_Challenge_.
Identify the lines that contain the word "không", then copy them.

_A block of data_.
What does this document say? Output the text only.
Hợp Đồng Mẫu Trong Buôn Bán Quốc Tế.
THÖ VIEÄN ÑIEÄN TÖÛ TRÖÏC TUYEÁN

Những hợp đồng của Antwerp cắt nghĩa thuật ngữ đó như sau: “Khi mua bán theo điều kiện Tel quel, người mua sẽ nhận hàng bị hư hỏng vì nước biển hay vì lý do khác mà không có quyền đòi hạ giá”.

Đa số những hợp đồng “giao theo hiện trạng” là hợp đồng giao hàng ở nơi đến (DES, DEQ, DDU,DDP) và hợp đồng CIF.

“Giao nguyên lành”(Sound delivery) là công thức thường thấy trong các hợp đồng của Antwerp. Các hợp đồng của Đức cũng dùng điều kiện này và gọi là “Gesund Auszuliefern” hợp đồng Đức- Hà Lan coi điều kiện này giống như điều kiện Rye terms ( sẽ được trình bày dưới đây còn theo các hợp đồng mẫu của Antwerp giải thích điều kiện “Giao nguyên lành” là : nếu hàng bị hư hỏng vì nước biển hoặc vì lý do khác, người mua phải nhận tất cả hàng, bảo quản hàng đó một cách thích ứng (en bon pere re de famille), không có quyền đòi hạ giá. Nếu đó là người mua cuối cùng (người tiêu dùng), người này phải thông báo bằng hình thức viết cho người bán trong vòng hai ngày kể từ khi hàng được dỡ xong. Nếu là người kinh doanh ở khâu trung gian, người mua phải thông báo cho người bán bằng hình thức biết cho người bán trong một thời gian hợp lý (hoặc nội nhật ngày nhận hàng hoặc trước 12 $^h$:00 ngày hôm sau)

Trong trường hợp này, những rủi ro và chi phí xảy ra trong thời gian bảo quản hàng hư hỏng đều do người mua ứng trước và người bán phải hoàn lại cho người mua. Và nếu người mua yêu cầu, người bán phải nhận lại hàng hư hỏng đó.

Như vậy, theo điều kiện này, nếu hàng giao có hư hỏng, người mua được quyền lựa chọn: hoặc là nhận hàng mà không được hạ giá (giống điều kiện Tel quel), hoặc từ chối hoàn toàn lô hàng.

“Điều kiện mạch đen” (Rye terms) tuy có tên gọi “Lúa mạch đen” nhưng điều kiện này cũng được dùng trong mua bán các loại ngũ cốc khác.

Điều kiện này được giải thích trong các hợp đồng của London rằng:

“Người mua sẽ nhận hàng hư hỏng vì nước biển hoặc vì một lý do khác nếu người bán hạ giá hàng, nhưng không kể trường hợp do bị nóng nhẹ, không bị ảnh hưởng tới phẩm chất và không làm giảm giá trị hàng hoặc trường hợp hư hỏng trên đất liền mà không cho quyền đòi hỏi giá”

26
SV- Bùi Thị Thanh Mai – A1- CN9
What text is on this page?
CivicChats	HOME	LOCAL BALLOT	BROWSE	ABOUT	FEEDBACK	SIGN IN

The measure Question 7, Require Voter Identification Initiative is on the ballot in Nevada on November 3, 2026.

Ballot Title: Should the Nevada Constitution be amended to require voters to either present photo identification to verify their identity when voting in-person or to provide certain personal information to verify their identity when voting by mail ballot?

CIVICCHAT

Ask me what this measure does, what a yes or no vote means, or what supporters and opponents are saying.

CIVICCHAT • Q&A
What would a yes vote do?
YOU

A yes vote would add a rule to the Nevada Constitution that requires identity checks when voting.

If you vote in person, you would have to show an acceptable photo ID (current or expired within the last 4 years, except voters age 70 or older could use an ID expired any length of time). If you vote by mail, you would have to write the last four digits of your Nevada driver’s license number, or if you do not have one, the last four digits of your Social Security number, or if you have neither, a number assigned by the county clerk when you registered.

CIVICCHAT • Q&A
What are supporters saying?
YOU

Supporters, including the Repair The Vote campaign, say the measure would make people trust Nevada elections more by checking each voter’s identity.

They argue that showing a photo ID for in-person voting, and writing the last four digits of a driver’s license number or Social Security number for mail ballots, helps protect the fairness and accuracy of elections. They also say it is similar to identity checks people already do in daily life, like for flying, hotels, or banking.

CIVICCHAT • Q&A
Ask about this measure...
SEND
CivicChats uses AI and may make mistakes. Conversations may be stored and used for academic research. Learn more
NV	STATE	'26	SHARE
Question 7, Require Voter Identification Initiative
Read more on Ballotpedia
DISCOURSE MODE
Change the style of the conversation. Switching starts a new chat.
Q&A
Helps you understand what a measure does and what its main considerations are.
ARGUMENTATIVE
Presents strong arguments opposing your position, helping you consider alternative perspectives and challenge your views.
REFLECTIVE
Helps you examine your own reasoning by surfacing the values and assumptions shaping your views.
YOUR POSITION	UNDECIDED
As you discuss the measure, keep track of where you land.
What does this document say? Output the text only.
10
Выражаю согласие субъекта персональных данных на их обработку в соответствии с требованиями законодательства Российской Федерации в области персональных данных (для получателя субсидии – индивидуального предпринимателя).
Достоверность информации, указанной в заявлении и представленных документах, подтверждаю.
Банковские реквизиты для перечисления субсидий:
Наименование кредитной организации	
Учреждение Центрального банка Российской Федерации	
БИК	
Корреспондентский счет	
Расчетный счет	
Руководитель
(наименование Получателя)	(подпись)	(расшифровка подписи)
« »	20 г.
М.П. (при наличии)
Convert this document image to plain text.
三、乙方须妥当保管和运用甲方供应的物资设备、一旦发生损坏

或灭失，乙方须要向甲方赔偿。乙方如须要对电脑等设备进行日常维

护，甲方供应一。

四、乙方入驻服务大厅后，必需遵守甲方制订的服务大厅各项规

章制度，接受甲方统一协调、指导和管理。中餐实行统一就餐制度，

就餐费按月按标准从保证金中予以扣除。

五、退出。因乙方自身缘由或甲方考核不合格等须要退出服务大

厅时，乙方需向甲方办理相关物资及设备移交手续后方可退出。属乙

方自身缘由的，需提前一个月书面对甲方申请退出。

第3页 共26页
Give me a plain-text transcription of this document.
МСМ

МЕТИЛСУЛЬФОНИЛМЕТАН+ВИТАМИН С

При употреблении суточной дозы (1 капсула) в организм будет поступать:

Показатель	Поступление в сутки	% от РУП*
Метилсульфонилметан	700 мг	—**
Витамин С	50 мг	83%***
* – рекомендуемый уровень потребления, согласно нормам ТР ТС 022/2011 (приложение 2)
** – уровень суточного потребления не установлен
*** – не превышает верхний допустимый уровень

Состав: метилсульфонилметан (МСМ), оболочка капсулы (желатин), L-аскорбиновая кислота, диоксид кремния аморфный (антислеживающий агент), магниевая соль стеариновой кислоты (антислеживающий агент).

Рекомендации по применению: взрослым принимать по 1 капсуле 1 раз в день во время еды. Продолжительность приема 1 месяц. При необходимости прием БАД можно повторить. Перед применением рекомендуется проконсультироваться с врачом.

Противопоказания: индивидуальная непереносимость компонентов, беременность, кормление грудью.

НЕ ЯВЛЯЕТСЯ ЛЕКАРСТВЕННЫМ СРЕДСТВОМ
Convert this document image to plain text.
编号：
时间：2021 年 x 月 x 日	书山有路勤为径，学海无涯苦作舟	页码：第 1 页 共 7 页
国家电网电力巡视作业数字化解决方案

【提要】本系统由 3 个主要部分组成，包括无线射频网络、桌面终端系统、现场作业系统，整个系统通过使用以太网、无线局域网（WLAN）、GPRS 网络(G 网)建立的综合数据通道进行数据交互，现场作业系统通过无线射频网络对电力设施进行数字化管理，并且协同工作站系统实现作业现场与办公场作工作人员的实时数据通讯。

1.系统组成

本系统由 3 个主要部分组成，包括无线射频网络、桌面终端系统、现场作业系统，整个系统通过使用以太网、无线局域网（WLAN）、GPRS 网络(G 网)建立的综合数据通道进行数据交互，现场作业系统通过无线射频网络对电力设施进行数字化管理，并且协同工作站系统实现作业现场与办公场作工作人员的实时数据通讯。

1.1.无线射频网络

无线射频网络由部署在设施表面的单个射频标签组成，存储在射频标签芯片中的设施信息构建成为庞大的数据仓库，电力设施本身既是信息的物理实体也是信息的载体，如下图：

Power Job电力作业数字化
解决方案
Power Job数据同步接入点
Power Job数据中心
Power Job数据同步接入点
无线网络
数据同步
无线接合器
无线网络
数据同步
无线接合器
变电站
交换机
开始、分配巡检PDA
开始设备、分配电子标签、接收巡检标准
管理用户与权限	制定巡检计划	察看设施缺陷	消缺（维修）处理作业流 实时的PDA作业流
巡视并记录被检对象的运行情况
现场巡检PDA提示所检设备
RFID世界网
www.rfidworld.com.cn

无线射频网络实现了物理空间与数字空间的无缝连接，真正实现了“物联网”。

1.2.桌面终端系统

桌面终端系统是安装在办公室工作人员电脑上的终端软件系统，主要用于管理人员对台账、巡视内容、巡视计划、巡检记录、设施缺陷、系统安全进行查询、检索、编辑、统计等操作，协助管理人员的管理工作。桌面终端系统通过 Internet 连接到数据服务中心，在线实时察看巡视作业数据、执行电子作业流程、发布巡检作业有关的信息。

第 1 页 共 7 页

_Exercise response_.
Những hợp đồng của Antwerp cắt nghĩa thuật ngữ đó như sau: “Khi mua bán theo điều kiện Tel quel, người mua sẽ nhận hàng bị hư hỏng vì nước biển hay vì lý do khác mà không có quyền đòi hạ giá”.
“Giao nguyên lành”(Sound delivery) là công thức thường thấy trong các hợp đồng của Antwerp. Các hợp đồng của Đức cũng dùng điều kiện này và gọi là “Gesund Auszuliefern” hợp đồng Đức- Hà Lan coi điều kiện này giống như điều kiện Rye terms ( sẽ được trình bày dưới đây còn theo các hợp đồng mẫu của Antwerp giải thích điều kiện “Giao nguyên lành” là : nếu hàng bị hư hỏng vì nước biển hoặc vì lý do khác, người mua phải nhận tất cả hàng, bảo quản hàng đó một cách thích ứng (en bon pere re de famille), không có quyền đòi hạ giá. Nếu đó là người mua cuối cùng (người tiêu dùng), người này phải thông báo bằng hình thức viết cho người bán trong vòng hai ngày kể từ khi hàng được dỡ xong. Nếu là người kinh doanh ở khâu trung gian, người mua phải thông báo cho người bán bằng hình thức biết cho người bán trong một thời gian hợp lý (hoặc nội nhật ngày nhận hàng hoặc trước 12 $^h$:00 ngày hôm sau)
Như vậy, theo điều kiện này, nếu hàng giao có hư hỏng, người mua được quyền lựa chọn: hoặc là nhận hàng mà không được hạ giá (giống điều kiện Tel quel), hoặc từ chối hoàn toàn lô hàng.
“Người mua sẽ nhận hàng hư hỏng vì nước biển hoặc vì một lý do khác nếu người bán hạ giá hàng, nhưng không kể trường hợp do bị nóng nhẹ, không bị ảnh hưởng tới phẩm chất và không làm giảm giá trị hàng hoặc trường hợp hư hỏng trên đất liền mà không cho quyền đòi hỏi giá”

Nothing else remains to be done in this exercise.